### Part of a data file

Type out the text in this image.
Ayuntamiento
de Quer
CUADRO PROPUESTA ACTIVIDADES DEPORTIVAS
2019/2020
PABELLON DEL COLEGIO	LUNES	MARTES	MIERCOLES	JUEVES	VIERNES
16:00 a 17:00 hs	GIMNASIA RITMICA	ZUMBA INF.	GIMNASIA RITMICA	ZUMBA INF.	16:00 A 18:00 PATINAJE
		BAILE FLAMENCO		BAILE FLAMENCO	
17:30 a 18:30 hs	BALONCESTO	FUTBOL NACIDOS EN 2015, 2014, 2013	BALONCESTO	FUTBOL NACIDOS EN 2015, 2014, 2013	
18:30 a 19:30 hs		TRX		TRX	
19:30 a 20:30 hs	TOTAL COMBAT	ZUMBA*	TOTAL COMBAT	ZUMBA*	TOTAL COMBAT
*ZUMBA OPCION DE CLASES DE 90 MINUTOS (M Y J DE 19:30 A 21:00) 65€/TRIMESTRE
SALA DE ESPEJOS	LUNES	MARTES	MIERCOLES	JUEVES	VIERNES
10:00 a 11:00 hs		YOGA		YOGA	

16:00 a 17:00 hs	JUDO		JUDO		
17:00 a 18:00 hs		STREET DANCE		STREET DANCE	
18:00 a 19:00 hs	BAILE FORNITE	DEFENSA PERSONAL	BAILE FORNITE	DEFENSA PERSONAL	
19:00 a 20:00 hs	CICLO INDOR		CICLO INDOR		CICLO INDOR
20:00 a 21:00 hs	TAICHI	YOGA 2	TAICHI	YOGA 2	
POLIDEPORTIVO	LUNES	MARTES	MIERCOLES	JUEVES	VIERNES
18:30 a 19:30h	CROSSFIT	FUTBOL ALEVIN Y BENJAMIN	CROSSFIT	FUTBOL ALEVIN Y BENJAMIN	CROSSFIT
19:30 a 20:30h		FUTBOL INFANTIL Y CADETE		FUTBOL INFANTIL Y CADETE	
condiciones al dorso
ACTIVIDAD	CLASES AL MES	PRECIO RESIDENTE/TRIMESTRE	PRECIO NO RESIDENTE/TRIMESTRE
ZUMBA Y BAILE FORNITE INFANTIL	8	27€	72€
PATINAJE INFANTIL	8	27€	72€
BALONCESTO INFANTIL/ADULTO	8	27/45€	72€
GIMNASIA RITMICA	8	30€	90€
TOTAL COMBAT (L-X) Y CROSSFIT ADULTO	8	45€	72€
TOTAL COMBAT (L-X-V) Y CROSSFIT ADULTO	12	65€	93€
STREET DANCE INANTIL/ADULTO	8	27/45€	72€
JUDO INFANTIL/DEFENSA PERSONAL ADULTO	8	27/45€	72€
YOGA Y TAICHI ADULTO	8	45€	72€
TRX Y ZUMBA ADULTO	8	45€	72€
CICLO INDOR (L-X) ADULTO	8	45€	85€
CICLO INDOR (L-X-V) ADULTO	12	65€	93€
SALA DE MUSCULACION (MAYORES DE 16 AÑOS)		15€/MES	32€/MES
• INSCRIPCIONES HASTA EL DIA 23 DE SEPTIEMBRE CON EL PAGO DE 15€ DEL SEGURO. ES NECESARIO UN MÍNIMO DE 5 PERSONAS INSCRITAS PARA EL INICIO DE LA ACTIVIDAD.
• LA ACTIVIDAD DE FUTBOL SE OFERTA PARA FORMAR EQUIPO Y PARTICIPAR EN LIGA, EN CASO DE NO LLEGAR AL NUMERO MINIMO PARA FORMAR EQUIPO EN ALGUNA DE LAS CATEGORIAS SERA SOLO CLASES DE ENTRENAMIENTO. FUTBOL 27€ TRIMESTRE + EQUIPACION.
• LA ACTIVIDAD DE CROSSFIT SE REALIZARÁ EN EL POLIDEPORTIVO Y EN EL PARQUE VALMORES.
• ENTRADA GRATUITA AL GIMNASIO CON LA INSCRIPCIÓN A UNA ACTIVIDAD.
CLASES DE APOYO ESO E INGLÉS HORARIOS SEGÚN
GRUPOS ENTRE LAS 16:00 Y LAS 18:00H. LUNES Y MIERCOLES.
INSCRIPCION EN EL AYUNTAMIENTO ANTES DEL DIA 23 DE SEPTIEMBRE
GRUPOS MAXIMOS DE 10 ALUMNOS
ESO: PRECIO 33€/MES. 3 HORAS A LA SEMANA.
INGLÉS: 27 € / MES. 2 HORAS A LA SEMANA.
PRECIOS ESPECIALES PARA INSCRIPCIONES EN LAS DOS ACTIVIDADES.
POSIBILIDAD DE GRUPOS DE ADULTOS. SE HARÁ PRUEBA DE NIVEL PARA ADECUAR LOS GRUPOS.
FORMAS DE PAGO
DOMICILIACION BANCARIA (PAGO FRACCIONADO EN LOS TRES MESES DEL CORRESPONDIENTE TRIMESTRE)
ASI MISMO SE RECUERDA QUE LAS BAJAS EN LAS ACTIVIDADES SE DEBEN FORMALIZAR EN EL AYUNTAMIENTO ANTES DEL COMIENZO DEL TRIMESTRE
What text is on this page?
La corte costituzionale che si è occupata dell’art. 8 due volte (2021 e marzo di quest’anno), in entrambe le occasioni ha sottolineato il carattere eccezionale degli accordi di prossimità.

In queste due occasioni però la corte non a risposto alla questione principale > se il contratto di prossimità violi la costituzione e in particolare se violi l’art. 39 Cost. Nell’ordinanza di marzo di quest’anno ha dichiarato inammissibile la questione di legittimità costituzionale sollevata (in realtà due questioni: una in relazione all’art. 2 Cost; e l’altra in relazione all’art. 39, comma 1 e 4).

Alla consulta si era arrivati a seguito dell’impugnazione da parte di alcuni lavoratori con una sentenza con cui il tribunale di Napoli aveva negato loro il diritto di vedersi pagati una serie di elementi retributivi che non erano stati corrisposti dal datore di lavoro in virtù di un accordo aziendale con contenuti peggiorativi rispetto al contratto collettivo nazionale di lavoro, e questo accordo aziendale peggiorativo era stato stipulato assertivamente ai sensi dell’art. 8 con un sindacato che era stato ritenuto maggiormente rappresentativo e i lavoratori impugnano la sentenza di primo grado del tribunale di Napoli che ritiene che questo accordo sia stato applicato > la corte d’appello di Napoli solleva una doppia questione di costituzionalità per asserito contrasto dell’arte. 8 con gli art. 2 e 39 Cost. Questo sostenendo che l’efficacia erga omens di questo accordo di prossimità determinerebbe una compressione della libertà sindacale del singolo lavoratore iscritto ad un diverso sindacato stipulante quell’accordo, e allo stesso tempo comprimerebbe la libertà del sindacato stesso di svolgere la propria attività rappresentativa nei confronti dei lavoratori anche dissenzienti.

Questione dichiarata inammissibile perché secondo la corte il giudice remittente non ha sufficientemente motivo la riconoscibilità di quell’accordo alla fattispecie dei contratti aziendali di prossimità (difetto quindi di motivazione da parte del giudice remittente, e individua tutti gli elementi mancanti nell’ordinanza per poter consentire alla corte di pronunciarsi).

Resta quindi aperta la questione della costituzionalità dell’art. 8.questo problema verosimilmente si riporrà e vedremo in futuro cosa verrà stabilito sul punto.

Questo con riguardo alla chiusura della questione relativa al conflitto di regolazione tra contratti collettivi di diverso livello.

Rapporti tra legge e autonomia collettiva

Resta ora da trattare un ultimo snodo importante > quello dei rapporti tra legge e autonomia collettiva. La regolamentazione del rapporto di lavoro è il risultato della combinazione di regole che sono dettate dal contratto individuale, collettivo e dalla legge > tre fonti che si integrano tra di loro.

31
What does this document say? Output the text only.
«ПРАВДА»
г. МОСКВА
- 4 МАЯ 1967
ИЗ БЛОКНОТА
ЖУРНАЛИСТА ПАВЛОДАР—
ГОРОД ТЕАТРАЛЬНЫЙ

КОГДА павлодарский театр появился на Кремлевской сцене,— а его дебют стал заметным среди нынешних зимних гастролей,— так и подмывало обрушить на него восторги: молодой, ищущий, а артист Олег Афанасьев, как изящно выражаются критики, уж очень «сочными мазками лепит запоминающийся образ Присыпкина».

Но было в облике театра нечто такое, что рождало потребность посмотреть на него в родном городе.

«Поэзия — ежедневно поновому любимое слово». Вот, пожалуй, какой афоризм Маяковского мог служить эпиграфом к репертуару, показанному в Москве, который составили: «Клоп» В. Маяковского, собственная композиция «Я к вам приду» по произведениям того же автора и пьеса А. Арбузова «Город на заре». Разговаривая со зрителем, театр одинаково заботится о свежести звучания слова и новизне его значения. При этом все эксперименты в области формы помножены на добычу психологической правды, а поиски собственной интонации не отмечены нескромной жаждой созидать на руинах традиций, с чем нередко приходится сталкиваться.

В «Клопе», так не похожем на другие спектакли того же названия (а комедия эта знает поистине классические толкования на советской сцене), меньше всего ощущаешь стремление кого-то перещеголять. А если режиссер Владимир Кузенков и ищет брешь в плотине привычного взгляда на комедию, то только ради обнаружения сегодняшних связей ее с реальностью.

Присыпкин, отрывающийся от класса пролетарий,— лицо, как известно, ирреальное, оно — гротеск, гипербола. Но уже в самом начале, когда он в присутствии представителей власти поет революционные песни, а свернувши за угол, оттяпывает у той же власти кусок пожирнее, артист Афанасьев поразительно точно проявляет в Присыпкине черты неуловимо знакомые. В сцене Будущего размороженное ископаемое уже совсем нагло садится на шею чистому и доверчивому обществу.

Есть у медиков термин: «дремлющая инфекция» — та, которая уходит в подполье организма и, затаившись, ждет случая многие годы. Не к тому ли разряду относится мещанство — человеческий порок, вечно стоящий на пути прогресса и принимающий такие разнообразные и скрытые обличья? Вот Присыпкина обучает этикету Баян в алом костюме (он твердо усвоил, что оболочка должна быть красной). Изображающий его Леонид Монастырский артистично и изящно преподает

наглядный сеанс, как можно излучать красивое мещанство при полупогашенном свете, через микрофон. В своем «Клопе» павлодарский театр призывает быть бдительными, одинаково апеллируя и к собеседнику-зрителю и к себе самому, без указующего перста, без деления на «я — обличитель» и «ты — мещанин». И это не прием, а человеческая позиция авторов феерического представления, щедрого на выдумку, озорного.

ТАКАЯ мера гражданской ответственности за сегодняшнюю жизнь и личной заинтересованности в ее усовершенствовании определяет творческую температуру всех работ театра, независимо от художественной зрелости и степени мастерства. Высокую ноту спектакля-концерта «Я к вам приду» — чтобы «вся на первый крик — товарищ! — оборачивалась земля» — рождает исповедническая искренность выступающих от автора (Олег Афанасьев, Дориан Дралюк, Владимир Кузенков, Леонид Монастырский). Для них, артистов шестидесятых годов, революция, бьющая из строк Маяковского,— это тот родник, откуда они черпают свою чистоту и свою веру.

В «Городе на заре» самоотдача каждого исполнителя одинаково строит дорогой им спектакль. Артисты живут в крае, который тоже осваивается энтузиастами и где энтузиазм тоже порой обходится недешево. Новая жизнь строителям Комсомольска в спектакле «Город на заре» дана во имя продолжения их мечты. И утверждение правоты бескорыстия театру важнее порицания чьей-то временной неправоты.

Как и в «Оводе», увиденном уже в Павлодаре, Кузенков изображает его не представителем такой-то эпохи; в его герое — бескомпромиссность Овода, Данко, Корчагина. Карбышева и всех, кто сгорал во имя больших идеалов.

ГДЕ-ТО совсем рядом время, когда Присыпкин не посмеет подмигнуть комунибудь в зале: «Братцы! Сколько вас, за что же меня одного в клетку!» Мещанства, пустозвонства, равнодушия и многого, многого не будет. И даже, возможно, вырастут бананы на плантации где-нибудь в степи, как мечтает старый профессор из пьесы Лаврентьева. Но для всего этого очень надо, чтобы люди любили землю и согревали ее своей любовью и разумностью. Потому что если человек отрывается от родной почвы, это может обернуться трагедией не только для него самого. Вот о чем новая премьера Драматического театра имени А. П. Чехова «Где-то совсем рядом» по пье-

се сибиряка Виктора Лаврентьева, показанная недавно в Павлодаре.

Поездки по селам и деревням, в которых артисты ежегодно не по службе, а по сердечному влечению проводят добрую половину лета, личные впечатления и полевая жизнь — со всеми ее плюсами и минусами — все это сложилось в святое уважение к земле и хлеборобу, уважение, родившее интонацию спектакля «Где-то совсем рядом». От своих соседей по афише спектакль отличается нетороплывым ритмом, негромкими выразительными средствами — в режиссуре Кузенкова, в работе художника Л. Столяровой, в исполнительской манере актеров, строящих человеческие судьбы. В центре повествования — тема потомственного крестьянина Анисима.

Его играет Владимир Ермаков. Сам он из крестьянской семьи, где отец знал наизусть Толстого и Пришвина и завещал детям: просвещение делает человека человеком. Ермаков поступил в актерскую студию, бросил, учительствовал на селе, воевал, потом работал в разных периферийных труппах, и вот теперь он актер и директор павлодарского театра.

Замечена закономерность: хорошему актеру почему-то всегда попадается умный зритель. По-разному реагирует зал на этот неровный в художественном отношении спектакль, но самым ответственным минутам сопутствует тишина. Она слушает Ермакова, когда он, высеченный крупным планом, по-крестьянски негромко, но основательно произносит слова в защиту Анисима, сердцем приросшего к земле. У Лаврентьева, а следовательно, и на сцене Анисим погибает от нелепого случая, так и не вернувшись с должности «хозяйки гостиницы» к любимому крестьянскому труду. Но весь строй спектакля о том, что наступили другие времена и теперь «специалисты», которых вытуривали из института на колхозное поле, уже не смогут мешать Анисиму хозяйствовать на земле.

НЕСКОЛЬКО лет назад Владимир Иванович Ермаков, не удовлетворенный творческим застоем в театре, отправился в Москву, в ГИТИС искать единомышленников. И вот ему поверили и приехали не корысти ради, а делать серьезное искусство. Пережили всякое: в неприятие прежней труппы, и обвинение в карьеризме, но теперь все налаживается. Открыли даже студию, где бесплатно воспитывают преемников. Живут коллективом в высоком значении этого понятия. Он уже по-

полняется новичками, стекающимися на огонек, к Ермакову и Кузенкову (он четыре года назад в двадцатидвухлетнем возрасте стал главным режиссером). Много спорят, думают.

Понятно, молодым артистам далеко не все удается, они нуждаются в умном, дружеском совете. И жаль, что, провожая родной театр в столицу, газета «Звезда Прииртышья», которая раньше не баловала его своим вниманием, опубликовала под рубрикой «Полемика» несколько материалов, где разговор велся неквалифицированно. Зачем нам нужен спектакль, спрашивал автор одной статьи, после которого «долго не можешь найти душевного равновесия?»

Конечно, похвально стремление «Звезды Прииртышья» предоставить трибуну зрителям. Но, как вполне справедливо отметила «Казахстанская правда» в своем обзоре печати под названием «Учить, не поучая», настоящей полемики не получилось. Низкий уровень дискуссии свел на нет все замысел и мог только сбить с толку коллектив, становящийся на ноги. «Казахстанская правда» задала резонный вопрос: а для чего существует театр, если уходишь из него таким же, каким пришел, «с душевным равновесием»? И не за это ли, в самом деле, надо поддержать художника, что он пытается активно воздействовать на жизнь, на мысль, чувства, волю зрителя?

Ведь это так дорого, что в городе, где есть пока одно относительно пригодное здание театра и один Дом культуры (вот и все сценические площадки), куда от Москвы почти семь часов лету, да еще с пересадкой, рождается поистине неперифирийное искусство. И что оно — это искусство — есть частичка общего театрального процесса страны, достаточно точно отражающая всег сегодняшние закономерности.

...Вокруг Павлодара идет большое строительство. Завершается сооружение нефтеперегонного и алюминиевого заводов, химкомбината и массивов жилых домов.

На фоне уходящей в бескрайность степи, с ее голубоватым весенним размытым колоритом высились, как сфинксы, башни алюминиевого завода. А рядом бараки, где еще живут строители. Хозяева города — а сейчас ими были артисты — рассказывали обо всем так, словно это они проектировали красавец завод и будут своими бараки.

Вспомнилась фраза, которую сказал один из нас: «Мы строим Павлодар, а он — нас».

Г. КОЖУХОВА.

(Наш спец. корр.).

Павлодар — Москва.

### Brief
Collect every line from the records above that contains the word "Прииртышья".

### Worked answer
Понятно, молодым артистам далеко не все удается, они нуждаются в умном, дружеском совете. И жаль, что, провожая родной театр в столицу, газета «Звезда Прииртышья», которая раньше не баловала его своим вниманием, опубликовала под рубрикой «Полемика» несколько материалов, где разговор велся неквалифицированно. Зачем нам нужен спектакль, спрашивал автор одной статьи, после которого «долго не можешь найти душевного равновесия?»
Конечно, похвально стремление «Звезды Прииртышья» предоставить трибуну зрителям. Но, как вполне справедливо отметила «Казахстанская правда» в своем обзоре печати под названием «Учить, не поучая», настоящей полемики не получилось. Низкий уровень дискуссии свел на нет все замысел и мог только сбить с толку коллектив, становящийся на ноги. «Казахстанская правда» задала резонный вопрос: а для чего существует театр, если уходишь из него таким же, каким пришел, «с душевным равновесием»? И не за это ли, в самом деле, надо поддержать художника, что он пытается активно воздействовать на жизнь, на мысль, чувства, волю зрителя?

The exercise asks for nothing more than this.